*What to produce*: Take every line where the string "DRIVE" appears and copy it.

*Items*:

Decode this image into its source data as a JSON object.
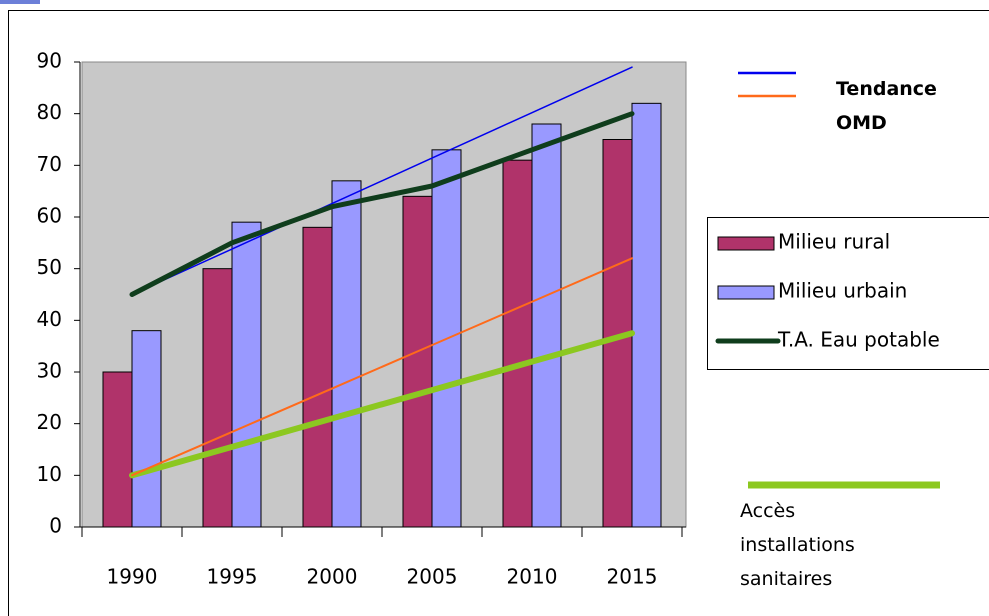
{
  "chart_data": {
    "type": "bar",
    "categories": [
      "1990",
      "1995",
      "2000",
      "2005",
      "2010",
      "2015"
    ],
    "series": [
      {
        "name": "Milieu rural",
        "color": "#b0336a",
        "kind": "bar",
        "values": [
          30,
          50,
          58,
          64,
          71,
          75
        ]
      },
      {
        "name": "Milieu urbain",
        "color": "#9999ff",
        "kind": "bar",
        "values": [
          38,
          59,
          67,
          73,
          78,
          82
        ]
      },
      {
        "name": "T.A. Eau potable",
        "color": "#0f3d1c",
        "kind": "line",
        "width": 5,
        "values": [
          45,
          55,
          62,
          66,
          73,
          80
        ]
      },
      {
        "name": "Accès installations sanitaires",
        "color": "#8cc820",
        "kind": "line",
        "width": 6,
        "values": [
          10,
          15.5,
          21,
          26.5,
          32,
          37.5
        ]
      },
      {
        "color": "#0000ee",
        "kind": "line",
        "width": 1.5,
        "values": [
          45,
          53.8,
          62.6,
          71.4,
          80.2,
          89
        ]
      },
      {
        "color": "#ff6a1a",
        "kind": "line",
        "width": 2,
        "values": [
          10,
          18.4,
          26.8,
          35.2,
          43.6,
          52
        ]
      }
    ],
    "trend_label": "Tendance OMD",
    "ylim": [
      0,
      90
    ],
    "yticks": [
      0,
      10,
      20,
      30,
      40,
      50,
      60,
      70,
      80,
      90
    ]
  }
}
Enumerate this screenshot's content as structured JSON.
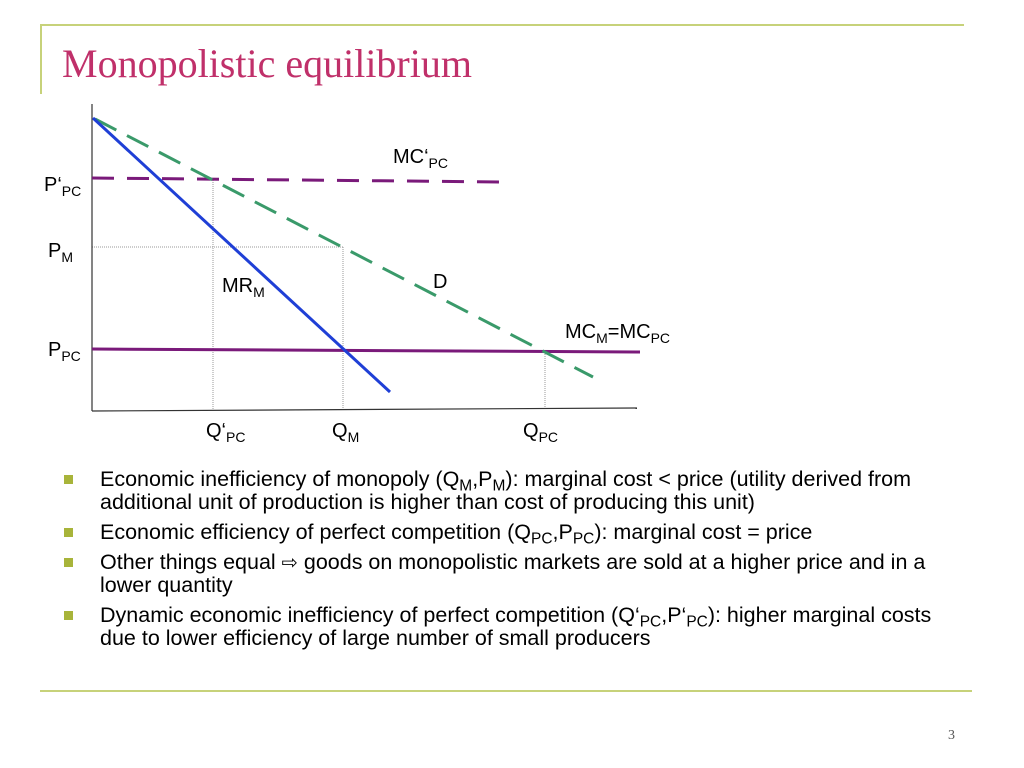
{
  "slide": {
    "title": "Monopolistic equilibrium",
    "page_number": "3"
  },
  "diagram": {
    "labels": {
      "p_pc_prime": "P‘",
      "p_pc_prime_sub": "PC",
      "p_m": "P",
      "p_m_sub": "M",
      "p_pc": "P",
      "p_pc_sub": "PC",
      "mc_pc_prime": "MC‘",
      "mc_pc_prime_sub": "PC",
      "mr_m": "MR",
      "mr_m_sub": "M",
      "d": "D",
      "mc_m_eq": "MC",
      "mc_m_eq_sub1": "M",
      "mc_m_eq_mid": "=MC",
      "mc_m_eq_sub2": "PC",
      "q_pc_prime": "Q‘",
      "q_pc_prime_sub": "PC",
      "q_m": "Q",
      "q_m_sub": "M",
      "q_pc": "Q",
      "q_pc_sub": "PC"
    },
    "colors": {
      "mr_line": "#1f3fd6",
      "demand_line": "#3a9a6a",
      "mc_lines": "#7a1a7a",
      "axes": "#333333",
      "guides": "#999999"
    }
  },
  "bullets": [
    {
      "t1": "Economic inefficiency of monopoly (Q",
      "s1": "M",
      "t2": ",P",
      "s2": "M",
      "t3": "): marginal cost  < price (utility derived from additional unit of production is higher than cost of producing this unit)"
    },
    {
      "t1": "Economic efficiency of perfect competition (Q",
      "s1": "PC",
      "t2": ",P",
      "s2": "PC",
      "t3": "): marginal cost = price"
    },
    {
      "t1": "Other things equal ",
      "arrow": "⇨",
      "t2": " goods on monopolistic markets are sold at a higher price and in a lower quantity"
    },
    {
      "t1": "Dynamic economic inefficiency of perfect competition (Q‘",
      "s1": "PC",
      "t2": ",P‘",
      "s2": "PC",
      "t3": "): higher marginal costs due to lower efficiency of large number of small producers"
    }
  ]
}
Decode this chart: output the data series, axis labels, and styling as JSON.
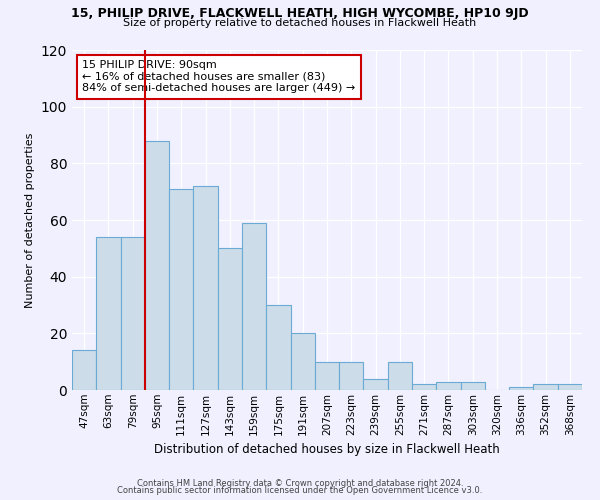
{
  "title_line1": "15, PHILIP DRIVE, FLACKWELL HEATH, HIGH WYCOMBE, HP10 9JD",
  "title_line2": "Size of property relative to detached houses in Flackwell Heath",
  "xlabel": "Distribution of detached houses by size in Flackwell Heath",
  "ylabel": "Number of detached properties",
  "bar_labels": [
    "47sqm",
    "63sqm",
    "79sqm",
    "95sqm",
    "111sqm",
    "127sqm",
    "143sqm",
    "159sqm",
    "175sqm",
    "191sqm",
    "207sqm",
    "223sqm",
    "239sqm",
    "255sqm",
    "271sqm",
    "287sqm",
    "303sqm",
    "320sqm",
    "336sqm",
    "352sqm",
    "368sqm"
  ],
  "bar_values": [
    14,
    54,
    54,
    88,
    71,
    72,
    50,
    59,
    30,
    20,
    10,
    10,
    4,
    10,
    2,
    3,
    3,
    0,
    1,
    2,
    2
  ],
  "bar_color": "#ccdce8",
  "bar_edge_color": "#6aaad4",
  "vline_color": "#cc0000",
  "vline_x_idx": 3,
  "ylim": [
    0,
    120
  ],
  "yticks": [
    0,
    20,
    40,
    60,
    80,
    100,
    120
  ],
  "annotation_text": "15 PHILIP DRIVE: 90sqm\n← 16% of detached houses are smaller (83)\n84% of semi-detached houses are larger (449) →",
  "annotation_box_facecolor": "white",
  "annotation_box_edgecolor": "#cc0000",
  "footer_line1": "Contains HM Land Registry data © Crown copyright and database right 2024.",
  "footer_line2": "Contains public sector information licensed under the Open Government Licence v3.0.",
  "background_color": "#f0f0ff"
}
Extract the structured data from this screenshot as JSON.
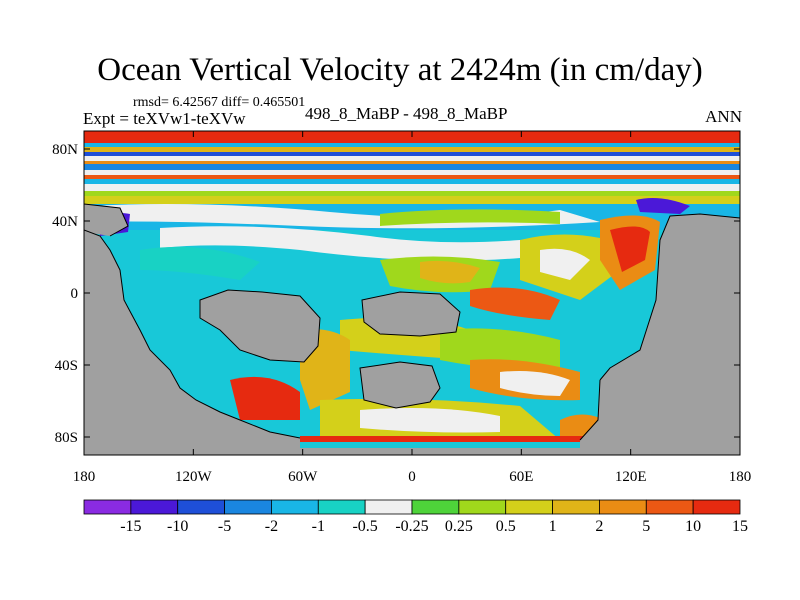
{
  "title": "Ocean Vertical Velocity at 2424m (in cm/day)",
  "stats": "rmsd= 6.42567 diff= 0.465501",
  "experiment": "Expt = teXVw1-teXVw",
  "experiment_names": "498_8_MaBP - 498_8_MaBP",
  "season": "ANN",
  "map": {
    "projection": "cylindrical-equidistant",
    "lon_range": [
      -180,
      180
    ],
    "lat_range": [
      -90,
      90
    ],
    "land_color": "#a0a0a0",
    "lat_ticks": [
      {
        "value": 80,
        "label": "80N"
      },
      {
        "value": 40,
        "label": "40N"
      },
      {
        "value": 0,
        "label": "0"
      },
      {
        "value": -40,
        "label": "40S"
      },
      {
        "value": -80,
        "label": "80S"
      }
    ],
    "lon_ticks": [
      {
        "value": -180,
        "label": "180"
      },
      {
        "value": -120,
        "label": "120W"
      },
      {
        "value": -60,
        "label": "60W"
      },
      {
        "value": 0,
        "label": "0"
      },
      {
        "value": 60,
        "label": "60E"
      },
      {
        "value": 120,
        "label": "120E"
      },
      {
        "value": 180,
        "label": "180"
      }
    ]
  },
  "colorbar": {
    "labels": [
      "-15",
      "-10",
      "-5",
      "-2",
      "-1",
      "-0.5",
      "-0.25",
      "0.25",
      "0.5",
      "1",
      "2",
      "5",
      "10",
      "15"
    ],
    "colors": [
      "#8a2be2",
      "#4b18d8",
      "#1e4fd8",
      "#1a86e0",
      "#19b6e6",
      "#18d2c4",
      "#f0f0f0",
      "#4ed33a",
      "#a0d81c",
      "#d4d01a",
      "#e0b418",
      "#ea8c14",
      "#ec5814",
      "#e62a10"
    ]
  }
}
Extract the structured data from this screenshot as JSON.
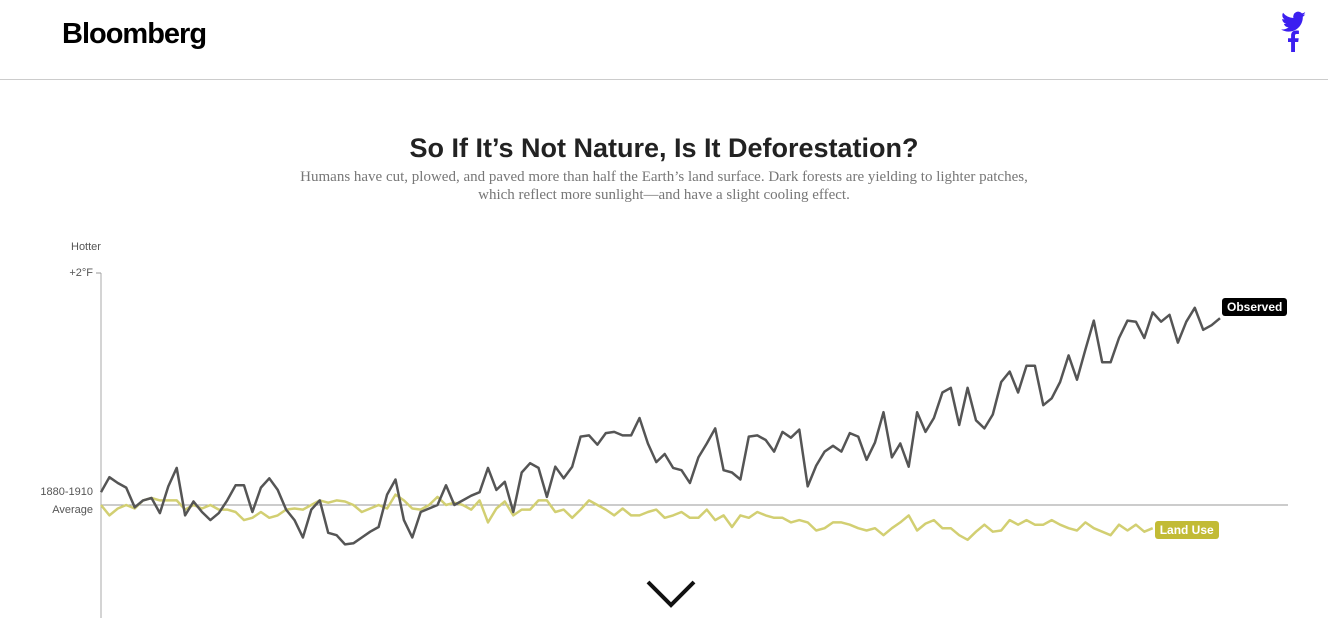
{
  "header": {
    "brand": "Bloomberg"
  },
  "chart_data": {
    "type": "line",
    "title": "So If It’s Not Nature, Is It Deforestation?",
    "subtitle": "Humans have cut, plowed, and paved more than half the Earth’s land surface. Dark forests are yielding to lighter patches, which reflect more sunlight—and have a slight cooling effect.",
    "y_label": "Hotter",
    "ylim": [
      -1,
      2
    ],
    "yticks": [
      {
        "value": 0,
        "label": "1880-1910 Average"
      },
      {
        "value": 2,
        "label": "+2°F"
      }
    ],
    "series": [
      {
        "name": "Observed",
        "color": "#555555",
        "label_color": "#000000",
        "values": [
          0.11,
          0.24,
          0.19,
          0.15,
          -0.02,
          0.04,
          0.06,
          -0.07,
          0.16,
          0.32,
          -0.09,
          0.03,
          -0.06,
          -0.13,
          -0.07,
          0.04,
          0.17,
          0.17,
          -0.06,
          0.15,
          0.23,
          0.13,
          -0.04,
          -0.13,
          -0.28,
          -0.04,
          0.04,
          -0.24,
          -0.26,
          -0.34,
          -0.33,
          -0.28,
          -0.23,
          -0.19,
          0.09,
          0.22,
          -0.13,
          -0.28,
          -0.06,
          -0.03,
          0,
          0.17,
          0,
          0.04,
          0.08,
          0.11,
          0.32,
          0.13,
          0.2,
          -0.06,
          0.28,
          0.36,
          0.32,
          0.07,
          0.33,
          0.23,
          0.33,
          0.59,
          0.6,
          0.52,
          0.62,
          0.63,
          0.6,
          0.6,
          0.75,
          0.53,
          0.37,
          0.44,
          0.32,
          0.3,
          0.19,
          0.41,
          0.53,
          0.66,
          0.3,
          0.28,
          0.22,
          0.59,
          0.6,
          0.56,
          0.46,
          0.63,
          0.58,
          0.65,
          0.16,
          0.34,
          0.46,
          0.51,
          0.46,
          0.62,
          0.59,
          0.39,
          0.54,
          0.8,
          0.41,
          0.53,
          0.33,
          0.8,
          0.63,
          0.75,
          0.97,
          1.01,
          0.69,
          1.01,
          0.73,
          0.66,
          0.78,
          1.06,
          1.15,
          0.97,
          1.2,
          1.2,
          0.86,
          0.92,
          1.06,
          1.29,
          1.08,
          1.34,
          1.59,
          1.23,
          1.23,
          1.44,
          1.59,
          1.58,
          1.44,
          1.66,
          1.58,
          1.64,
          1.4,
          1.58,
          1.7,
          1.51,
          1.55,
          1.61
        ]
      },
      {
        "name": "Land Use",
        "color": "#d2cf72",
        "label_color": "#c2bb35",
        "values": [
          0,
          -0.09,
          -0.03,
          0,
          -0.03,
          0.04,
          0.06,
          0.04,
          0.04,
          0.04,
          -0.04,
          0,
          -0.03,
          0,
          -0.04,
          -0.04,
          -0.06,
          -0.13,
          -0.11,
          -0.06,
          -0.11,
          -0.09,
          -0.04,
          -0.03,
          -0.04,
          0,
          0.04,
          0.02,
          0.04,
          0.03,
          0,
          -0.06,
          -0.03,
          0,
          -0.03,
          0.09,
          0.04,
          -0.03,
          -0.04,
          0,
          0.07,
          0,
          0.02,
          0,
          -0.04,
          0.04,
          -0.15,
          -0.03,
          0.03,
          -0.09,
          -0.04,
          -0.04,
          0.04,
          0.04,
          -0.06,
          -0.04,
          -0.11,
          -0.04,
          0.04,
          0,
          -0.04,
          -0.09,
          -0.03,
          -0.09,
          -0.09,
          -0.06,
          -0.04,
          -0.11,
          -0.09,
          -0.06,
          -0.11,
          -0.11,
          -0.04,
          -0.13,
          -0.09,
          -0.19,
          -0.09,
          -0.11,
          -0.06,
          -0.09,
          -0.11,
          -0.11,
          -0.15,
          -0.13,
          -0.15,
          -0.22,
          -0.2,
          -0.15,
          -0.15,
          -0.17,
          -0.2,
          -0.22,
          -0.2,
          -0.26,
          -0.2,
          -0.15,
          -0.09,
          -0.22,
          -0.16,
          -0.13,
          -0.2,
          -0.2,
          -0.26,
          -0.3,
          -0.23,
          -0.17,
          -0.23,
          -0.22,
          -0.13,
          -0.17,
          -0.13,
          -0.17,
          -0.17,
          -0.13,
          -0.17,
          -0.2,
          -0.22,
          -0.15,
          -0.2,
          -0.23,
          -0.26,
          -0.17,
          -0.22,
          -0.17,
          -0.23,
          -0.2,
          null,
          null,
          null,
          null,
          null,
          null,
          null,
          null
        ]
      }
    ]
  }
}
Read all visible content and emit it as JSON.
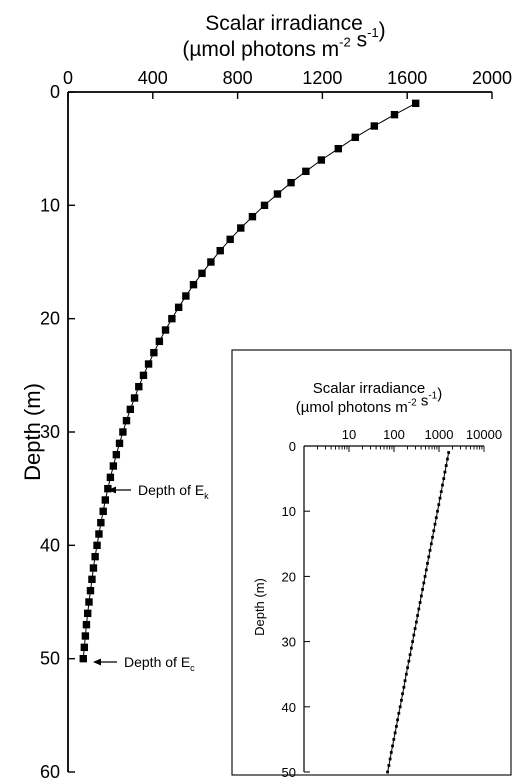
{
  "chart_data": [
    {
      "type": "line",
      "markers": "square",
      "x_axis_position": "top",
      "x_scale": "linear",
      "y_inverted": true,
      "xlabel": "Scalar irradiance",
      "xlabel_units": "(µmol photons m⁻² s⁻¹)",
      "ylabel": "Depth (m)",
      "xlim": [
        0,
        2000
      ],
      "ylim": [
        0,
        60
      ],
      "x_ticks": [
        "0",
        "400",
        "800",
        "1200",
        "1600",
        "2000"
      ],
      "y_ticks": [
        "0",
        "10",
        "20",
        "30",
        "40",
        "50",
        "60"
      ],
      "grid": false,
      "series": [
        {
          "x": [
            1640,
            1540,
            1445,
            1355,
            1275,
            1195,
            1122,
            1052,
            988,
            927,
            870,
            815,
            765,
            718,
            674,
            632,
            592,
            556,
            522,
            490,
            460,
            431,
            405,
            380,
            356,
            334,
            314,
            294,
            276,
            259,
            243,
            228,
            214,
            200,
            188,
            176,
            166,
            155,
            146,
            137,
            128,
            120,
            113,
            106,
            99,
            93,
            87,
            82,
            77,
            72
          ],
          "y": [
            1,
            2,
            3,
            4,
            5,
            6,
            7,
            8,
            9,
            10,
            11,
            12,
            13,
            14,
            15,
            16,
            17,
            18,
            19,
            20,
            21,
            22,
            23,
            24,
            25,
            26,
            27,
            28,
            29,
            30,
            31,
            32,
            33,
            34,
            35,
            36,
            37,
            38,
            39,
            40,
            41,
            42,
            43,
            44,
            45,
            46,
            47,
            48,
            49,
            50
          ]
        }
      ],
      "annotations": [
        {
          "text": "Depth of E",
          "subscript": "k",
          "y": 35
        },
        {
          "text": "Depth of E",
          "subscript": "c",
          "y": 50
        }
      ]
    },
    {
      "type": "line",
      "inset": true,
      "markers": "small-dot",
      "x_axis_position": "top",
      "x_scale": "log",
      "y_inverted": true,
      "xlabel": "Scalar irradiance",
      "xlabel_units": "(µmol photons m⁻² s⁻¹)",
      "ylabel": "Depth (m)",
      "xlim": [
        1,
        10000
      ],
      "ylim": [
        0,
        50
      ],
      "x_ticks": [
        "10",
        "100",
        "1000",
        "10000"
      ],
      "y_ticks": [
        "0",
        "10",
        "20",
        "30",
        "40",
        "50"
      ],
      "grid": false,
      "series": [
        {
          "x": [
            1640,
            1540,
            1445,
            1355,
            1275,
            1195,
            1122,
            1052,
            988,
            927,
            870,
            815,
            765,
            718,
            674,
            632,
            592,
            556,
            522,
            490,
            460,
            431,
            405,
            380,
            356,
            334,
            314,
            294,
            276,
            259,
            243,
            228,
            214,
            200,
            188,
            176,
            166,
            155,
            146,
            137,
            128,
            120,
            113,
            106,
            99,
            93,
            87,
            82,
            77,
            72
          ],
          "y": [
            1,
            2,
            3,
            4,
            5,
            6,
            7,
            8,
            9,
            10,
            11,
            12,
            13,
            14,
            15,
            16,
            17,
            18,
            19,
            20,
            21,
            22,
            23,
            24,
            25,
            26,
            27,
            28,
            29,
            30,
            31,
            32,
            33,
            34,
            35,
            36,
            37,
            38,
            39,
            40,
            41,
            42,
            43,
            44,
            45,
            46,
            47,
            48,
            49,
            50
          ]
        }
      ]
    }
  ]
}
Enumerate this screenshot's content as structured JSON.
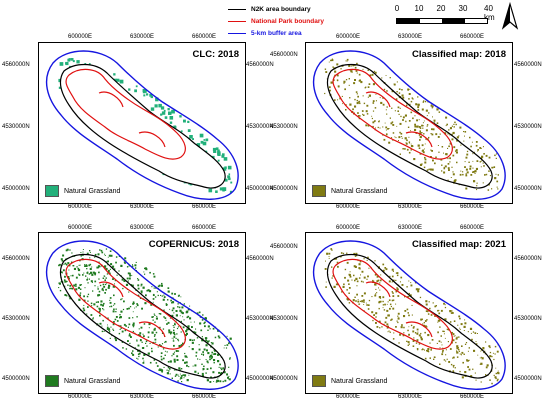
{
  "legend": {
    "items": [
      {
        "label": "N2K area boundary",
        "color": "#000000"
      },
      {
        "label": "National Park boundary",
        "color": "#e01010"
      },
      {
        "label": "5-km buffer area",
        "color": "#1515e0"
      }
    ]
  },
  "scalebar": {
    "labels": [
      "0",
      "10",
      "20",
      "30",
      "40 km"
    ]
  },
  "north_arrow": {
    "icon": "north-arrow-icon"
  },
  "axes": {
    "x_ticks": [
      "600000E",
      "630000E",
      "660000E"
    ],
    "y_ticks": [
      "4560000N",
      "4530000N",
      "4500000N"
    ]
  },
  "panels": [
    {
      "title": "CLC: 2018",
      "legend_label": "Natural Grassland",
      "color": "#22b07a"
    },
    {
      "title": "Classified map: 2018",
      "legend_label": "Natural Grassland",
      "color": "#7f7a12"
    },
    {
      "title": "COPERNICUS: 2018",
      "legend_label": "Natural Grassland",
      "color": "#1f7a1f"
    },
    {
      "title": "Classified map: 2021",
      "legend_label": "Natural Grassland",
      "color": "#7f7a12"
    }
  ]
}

*Task output*:
  "title_line1": "15, PHILIP DRIVE, FLACKWELL HEATH, HIGH WYCOMBE, HP10 9JD",
  "annotation_text": "15 PHILIP DRIVE: 90sqm\n← 16% of detached houses are smaller (83)\n84% of semi-detached houses are larger (449) →",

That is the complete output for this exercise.